### WRITTEN TASK
How many of the lines here include "JSON"? Answer with a single number.

[Data records]
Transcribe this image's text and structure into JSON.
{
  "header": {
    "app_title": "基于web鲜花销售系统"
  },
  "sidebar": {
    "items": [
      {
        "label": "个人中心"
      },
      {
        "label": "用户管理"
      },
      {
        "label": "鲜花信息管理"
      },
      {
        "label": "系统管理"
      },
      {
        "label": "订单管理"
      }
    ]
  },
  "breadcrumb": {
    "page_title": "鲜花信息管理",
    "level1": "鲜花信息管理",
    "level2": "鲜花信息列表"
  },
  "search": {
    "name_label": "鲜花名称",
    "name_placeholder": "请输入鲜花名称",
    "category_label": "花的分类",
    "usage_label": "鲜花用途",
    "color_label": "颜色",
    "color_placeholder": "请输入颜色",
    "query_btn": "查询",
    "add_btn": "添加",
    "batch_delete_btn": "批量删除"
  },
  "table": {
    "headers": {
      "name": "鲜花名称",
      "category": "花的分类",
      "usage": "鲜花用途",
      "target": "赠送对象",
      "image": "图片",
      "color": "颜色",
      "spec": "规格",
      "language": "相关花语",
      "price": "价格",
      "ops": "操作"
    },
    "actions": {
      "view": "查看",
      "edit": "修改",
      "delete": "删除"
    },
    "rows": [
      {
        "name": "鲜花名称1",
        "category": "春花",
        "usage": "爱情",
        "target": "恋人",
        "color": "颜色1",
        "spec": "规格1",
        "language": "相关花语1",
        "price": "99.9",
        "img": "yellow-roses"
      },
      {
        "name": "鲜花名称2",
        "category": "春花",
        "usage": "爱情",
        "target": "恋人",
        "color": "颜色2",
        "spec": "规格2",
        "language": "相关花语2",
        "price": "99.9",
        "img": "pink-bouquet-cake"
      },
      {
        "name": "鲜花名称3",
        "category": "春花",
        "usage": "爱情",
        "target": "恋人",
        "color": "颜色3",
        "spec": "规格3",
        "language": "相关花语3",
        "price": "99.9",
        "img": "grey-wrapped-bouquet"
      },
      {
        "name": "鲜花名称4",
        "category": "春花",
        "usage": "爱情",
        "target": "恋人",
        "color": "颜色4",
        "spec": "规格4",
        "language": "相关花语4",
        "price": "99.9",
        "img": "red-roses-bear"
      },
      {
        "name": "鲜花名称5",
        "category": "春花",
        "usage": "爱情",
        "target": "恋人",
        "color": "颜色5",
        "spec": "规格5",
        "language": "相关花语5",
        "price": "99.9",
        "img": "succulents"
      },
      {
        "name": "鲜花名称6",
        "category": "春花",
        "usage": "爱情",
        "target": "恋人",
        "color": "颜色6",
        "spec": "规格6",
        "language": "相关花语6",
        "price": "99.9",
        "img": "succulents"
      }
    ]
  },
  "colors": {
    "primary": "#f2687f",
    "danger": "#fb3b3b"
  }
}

* * *

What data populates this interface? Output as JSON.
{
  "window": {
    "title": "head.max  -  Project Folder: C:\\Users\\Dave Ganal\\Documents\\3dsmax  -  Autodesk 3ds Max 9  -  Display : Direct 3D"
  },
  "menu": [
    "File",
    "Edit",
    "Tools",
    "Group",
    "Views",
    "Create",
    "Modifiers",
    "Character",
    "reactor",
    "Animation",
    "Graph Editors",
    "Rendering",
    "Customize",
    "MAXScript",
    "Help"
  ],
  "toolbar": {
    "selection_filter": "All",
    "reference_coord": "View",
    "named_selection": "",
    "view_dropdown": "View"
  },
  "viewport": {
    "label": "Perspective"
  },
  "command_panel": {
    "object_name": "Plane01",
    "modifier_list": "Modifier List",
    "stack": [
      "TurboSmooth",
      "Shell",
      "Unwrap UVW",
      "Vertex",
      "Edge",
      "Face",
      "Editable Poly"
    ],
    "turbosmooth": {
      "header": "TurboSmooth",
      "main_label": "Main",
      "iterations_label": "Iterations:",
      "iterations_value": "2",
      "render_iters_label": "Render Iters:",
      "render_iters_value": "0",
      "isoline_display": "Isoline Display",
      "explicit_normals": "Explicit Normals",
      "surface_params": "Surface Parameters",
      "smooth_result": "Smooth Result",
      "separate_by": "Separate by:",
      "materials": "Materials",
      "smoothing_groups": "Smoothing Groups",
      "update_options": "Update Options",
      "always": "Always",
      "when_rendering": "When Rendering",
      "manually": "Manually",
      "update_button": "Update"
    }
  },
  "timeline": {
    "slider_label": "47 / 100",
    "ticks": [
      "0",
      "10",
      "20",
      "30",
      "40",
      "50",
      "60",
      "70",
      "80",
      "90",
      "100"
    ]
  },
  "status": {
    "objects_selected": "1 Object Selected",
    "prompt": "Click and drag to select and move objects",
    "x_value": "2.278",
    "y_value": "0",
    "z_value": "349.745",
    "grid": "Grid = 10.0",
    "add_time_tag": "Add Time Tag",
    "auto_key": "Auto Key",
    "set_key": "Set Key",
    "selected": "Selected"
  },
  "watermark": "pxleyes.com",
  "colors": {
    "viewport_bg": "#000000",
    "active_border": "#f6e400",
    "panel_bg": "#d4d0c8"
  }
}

### CORRECT ANSWER
2